:: PASSAGE ::

By Doug Porter
Earlier this week Voice of San Diego Editor/CEO Scott Lewis took the Center on Policy Initiatives, a local think tank, to task for a Facebook posting soliciting for unpaid internships to assist in a campaign aimed at increasing minimum wages.
In the essay and subsequent social media postings, Lewis said he found the idea of volunteer interns working on this particular issue to be ironic. And he seemingly disparaged the notion that the trade-off of job experience and/or college credit as a smokescreen for exploitation.
The old saying about people who live in glass houses comes to mind when viewing the web journal of a high school student who interned with Voice of San Diego.
If I read read this High Tech High eleventh grader’s postings correctly (and Lewis says I’m not) VOSD utilized at least one intern to take up some of the workload of laid-off staff. If true, this would certainly be more than ironic; it would be unethical at best.
Here’s the student’s posting from Day 12:
When I help them turn the letters-to-the-editor’s into posts, I alleviate them from that next task on their list. Moreover, when I complete hours of research for them it helps them get other things done in the meantime. Also, the month before I started my internship at Voice of San Diego, there were 3 people that were laid off or their positions were temporarily put on hold. Especially with the work on the letters that I did, I helped filled that void in the organization.

Photo of the anonymized journal entry; the author may be a minor. It should be pointed out that the student was generally effusive about the intern experience.
Here’s an example of a tweet where CPI (or organizations using interns in general) are taken to task for misusing their interns.
@citybeatkelly @ClareCPI As interns should be. I’m sure when they’re doing data entry, they’re appreciative of the staff mentoring.
— Scott Lewis (@vosdscott) January 28, 2015
I wrote about this issue yesterday if you want more context.
The problem with the VOSD story is that it didn’t even attempt to determine if CPI’s programs was illegal or exploitative. Editor/Reporter Lewis found it ironic that a group would use utilize volunteers for a campaign to raise the minimum wage and assumed everybody else would share his reasoning. He didn’t even directly ask (there was an exchange of tweets) anybody at CPI about the program.
I asked to Lewis to comment on the student journal. I got three emails in response.
Here’s #1:
I don’t see where she says she did work formerly done by employees. She said her work helped.
Nobody who was laid off worked with letters.
The layoffs were a very painful experience for me and the organization. I learned a lot from it and have worked hard to create a more sustainable organization.

:::

Continue the commentary on Voice of San Diego's intern from where it stops.

:: INPUT DATA ::

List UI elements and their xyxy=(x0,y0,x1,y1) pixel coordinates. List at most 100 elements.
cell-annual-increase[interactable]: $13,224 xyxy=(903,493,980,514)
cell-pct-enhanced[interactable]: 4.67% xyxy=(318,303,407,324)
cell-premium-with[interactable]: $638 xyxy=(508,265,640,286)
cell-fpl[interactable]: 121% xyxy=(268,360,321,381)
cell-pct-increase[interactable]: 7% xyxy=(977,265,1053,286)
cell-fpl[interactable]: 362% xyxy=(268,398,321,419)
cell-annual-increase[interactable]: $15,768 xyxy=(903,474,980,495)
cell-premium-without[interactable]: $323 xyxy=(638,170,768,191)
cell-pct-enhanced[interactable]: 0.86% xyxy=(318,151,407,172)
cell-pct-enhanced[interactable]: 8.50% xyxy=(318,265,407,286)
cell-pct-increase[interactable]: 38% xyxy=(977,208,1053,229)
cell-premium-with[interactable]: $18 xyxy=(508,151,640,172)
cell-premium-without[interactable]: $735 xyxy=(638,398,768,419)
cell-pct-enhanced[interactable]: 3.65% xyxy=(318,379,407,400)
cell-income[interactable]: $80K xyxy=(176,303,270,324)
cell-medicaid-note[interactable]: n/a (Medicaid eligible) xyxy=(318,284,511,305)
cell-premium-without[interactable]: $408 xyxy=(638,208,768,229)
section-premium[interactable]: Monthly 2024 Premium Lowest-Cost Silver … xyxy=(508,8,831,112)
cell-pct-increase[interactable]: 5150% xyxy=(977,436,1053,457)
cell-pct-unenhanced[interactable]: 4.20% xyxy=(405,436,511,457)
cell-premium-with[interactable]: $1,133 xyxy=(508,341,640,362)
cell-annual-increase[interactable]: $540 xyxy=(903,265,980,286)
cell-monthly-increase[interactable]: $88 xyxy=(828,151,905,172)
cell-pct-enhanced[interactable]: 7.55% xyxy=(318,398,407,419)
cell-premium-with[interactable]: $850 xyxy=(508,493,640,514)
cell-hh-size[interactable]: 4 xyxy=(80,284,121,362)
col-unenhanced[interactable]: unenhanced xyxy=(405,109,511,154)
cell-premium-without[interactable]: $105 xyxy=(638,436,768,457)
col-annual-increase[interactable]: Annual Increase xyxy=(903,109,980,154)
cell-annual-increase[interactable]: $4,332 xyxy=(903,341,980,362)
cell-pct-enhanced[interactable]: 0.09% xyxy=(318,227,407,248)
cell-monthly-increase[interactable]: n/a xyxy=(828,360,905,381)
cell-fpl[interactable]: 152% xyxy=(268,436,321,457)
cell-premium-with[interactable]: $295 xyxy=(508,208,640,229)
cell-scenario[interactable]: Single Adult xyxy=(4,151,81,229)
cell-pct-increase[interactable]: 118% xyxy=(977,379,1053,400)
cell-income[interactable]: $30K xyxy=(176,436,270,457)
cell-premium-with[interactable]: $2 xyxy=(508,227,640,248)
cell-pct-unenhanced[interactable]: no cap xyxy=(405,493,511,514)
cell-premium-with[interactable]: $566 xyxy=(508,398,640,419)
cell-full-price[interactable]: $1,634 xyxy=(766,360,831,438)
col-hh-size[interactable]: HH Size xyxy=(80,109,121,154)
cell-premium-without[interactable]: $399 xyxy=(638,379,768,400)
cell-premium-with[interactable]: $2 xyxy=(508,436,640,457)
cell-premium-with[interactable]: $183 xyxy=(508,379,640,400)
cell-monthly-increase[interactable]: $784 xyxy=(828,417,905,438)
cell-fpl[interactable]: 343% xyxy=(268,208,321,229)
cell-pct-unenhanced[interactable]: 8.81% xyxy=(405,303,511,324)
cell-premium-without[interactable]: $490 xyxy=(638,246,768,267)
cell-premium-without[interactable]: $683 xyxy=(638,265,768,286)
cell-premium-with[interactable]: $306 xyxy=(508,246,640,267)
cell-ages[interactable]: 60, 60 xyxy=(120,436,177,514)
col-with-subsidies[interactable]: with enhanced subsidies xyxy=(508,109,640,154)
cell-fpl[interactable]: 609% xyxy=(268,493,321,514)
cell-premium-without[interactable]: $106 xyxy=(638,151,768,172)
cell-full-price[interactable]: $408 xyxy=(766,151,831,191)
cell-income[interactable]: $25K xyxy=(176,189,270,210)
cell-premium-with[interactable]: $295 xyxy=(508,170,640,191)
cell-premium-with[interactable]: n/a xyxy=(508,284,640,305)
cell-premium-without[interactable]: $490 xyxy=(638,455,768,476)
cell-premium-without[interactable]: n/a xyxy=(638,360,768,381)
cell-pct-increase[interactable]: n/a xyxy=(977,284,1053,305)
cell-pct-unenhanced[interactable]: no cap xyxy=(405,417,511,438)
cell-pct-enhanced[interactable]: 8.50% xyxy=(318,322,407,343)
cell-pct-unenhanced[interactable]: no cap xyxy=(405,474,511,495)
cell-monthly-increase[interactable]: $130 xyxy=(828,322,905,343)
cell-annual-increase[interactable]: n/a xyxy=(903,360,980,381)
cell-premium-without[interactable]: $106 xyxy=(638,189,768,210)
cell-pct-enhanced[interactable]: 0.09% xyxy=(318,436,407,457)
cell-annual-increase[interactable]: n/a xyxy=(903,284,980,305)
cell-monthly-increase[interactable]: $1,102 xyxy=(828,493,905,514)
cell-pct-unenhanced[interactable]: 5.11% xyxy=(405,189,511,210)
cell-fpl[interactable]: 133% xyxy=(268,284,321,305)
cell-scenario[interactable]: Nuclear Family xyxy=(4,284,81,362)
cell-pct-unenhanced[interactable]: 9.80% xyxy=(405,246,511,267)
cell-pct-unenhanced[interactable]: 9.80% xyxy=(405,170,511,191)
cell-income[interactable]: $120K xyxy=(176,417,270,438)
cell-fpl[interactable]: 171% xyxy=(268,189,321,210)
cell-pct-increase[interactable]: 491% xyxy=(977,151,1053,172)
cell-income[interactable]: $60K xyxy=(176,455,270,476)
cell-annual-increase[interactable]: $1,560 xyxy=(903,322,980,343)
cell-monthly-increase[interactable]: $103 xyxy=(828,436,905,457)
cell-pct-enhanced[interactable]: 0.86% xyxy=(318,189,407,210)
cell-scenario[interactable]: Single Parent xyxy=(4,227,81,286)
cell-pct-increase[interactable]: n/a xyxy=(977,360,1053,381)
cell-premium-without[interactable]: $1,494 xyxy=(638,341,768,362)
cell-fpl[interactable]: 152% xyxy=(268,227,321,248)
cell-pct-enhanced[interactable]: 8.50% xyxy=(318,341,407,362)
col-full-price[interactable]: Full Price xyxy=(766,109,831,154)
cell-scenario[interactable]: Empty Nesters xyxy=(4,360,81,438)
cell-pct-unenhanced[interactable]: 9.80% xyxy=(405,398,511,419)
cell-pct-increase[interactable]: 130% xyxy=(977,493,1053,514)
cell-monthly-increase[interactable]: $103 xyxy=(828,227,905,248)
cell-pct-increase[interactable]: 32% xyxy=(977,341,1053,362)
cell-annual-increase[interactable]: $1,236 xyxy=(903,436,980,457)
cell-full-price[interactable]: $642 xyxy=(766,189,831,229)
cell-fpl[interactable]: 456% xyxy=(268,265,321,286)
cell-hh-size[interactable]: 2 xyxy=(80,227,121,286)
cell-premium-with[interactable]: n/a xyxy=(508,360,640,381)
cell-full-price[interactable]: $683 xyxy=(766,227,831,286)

:::

* RESPONSE *
Here’s #2:
Also: We have never sought HTH interns. We have agreed in the past to help some of them complete their internship requirements, which are just a few weeks long.
Finally, as I wrote, I think there is a place for unpaid internships like that. I think it’s odd in the minimum wage setting and I want people to debate and discuss opportunities for people just beginning their careers in paid and unpaid roles.
Here’s #3:
Just thinking about this while I walked the dog.
It’s pretty ludicrous to suggest a visiting student from a high school did any of the tasks of the great journalists we lost in 2011 all within the three or whatever weeks she was with us for a few hours a week. It seems like just a way for you to rub your thumb in an old wound of mine you know still hurts. Which is fine, you probably think it’s appropriate payback for my vicious attack on CPI.
But how terrible was what I wrote, Doug? Maybe I didn’t need to include the snark about the “glitter unicorn” Facebook post but otherwise, all I said was it doesn’t seem right — in the heat of a nationwide debate about unpaid internships — to seek unpaid interns out for, of all things, a campaign to raise minimum compensation standards.
I know, what an asshole I am.
That nationwide debate about interns was begun by the Economic Policy Institute. EPI runs the Economic Analysis and Research Network, of which CPI is a proud member. I have found EPI’s message persuasive but I am also growing concerned about the availability of entry-level opportunities into sectors like mine.
What galls me is you apparently agree with EPI about unpaid interns and yet, you want to make this about me.
I kinda wish this was just about Scott Lewis’ personal opinions. Then I wouldn’t feel compelled to write about it.

Santa Claus delivering coal to the Chamber of Commerce during a demonstration in support of increasing the minimum wage
I wish I could take this out the context of the roles VOSD and CPI played in the fight to save the local minimum wage increase from being torpedoed by the Chamber of Commerce. But I can’t.
It’s also about more than CPI. Talk to just about any progressive leaning group in this town and you’ll hear stories about how VOSD has “burned” them. So in that context this week’s irony is just the latest insult.
The issue of minimum wage is important to me. I’ve written more than 100 pieces over the past three years referencing the subject. What happened in San Diego this past fall was a tragedy; the blunt force use of big money to make life harder for people who are getting screwed.
In my opinion VOSD’s muddied the waters and failed to use its resources to at least get at the human aspect (other than giving year-end kudos to Chamber CEO Jerry Sanders) of this bit of history. I came away from last fall’s struggle over minimum wage with little doubt in my mind about where they stood.
And this latest bit of gratuitous assholery was never about debating opportunities for “people just beginning their careers in paid and unpaid roles.” A snarky article about an organization–which wasn’t even given a chance to comment– doing something “ironic” isn’t the foundation for any kind of discussion.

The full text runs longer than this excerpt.